(Structured figure records)
————

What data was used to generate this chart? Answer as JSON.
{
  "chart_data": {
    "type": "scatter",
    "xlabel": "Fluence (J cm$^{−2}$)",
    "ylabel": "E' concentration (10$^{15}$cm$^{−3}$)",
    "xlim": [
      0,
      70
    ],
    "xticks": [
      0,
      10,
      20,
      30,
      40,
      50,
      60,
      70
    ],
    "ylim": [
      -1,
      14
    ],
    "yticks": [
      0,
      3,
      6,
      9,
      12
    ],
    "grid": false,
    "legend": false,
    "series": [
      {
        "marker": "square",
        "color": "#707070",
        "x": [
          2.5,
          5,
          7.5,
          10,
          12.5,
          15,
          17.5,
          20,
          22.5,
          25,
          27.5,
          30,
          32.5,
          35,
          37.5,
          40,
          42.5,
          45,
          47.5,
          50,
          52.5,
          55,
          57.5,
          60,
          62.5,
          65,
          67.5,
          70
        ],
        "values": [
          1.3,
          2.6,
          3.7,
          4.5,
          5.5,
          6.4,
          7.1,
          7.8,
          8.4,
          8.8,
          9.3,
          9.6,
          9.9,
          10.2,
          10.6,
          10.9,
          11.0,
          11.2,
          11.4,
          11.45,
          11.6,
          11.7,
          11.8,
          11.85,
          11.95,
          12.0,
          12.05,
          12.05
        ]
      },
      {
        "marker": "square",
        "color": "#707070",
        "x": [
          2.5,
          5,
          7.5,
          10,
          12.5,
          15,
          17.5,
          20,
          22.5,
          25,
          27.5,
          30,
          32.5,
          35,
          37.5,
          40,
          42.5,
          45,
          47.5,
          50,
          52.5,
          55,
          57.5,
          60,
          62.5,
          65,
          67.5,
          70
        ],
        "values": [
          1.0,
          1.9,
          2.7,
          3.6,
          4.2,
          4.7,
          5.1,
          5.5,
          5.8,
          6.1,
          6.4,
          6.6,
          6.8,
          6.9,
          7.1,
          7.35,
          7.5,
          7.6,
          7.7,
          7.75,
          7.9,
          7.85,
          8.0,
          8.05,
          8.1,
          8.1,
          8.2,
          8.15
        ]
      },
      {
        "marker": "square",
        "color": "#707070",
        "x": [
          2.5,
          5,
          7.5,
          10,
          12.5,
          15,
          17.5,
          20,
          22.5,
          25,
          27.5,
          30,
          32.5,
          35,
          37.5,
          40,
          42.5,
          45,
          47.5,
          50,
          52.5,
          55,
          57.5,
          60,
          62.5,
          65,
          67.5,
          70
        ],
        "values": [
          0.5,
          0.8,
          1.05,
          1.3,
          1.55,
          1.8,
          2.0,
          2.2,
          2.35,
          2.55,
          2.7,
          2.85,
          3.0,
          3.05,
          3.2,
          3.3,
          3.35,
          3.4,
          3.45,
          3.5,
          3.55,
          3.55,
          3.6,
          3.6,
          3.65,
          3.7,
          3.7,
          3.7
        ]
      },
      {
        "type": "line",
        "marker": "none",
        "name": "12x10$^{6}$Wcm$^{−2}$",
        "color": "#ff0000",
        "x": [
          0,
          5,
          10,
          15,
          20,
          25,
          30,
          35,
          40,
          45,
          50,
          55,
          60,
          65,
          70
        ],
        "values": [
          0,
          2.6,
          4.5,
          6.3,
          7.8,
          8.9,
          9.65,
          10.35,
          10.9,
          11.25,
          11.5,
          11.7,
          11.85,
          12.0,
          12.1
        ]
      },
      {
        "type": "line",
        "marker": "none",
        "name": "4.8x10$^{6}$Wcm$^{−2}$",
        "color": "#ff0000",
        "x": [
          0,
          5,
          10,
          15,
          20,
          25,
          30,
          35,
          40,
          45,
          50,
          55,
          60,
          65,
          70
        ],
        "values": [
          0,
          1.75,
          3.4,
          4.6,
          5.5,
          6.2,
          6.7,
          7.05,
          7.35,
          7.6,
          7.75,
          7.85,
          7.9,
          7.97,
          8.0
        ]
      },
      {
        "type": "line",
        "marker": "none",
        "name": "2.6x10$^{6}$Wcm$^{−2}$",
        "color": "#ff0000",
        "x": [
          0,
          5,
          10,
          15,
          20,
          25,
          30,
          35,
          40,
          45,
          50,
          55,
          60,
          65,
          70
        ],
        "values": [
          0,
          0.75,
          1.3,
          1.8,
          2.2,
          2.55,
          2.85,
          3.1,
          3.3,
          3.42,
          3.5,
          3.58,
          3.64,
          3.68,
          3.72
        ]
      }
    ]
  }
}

————

• **Aim of the task**: Reproduce the records word for word.

• **Solution for this task**:
What data was used to generate this chart? Answer as JSON.
{
  "chart_data": {
    "type": "scatter",
    "xlabel": "Fluence (J cm$^{−2}$)",
    "ylabel": "E' concentration (10$^{15}$cm$^{−3}$)",
    "xlim": [
      0,
      70
    ],
    "xticks": [
      0,
      10,
      20,
      30,
      40,
      50,
      60,
      70
    ],
    "ylim": [
      -1,
      14
    ],
    "yticks": [
      0,
      3,
      6,
      9,
      12
    ],
    "grid": false,
    "legend": false,
    "series": [
      {
        "marker": "square",
        "color": "#707070",
        "x": [
          2.5,
          5,
          7.5,
          10,
          12.5,
          15,
          17.5,
          20,
          22.5,
          25,
          27.5,
          30,
          32.5,
          35,
          37.5,
          40,
          42.5,
          45,
          47.5,
          50,
          52.5,
          55,
          57.5,
          60,
          62.5,
          65,
          67.5,
          70
        ],
        "values": [
          1.3,
          2.6,
          3.7,
          4.5,
          5.5,
          6.4,
          7.1,
          7.8,
          8.4,
          8.8,
          9.3,
          9.6,
          9.9,
          10.2,
          10.6,
          10.9,
          11.0,
          11.2,
          11.4,
          11.45,
          11.6,
          11.7,
          11.8,
          11.85,
          11.95,
          12.0,
          12.05,
          12.05
        ]
      },
      {
        "marker": "square",
        "color": "#707070",
        "x": [
          2.5,
          5,
          7.5,
          10,
          12.5,
          15,
          17.5,
          20,
          22.5,
          25,
          27.5,
          30,
          32.5,
          35,
          37.5,
          40,
          42.5,
          45,
          47.5,
          50,
          52.5,
          55,
          57.5,
          60,
          62.5,
          65,
          67.5,
          70
        ],
        "values": [
          1.0,
          1.9,
          2.7,
          3.6,
          4.2,
          4.7,
          5.1,
          5.5,
          5.8,
          6.1,
          6.4,
          6.6,
          6.8,
          6.9,
          7.1,
          7.35,
          7.5,
          7.6,
          7.7,
          7.75,
          7.9,
          7.85,
          8.0,
          8.05,
          8.1,
          8.1,
          8.2,
          8.15
        ]
      },
      {
        "marker": "square",
        "color": "#707070",
        "x": [
          2.5,
          5,
          7.5,
          10,
          12.5,
          15,
          17.5,
          20,
          22.5,
          25,
          27.5,
          30,
          32.5,
          35,
          37.5,
          40,
          42.5,
          45,
          47.5,
          50,
          52.5,
          55,
          57.5,
          60,
          62.5,
          65,
          67.5,
          70
        ],
        "values": [
          0.5,
          0.8,
          1.05,
          1.3,
          1.55,
          1.8,
          2.0,
          2.2,
          2.35,
          2.55,
          2.7,
          2.85,
          3.0,
          3.05,
          3.2,
          3.3,
          3.35,
          3.4,
          3.45,
          3.5,
          3.55,
          3.55,
          3.6,
          3.6,
          3.65,
          3.7,
          3.7,
          3.7
        ]
      },
      {
        "type": "line",
        "marker": "none",
        "name": "12x10$^{6}$Wcm$^{−2}$",
        "color": "#ff0000",
        "x": [
          0,
          5,
          10,
          15,
          20,
          25,
          30,
          35,
          40,
          45,
          50,
          55,
          60,
          65,
          70
        ],
        "values": [
          0,
          2.6,
          4.5,
          6.3,
          7.8,
          8.9,
          9.65,
          10.35,
          10.9,
          11.25,
          11.5,
          11.7,
          11.85,
          12.0,
          12.1
        ]
      },
      {
        "type": "line",
        "marker": "none",
        "name": "4.8x10$^{6}$Wcm$^{−2}$",
        "color": "#ff0000",
        "x": [
          0,
          5,
          10,
          15,
          20,
          25,
          30,
          35,
          40,
          45,
          50,
          55,
          60,
          65,
          70
        ],
        "values": [
          0,
          1.75,
          3.4,
          4.6,
          5.5,
          6.2,
          6.7,
          7.05,
          7.35,
          7.6,
          7.75,
          7.85,
          7.9,
          7.97,
          8.0
        ]
      },
      {
        "type": "line",
        "marker": "none",
        "name": "2.6x10$^{6}$Wcm$^{−2}$",
        "color": "#ff0000",
        "x": [
          0,
          5,
          10,
          15,
          20,
          25,
          30,
          35,
          40,
          45,
          50,
          55,
          60,
          65,
          70
        ],
        "values": [
          0,
          0.75,
          1.3,
          1.8,
          2.2,
          2.55,
          2.85,
          3.1,
          3.3,
          3.42,
          3.5,
          3.58,
          3.64,
          3.68,
          3.72
        ]
      }
    ]
  }
}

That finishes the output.